— begin Listed entries —

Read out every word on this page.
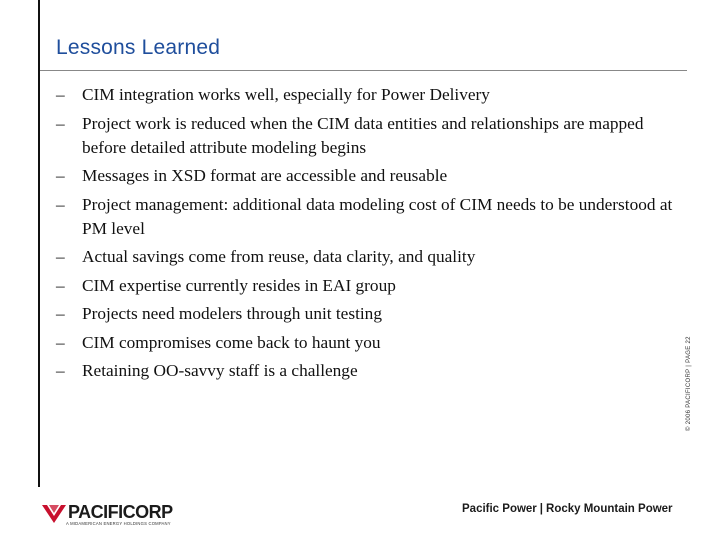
Lessons Learned
– CIM integration works well, especially for Power Delivery
– Project work is reduced when the CIM data entities and relationships are mapped before detailed attribute modeling begins
– Messages in XSD format are accessible and reusable
– Project management: additional data modeling cost of CIM needs to be understood at PM level
– Actual savings come from reuse, data clarity, and quality
– CIM expertise currently resides in EAI group
– Projects need modelers through unit testing
– CIM compromises come back to haunt you
– Retaining OO-savvy staff is a challenge	© 2006 PACIFICORP | PAGE 22
PACIFICORP
A MIDAMERICAN ENERGY HOLDINGS COMPANY
Pacific Power | Rocky Mountain Power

— end Listed entries —

_Your instructions:_ Exclude the images, then output the data above word for word.

_Expected answer:_
Read out every word on this page.
Lessons Learned
– CIM integration works well, especially for Power Delivery
– Project work is reduced when the CIM data entities and relationships are mapped before detailed attribute modeling begins
– Messages in XSD format are accessible and reusable
– Project management: additional data modeling cost of CIM needs to be understood at PM level
– Actual savings come from reuse, data clarity, and quality
– CIM expertise currently resides in EAI group
– Projects need modelers through unit testing
– CIM compromises come back to haunt you
– Retaining OO-savvy staff is a challenge	© 2006 PACIFICORP | PAGE 22
PACIFICORP
A MIDAMERICAN ENERGY HOLDINGS COMPANY
Pacific Power | Rocky Mountain Power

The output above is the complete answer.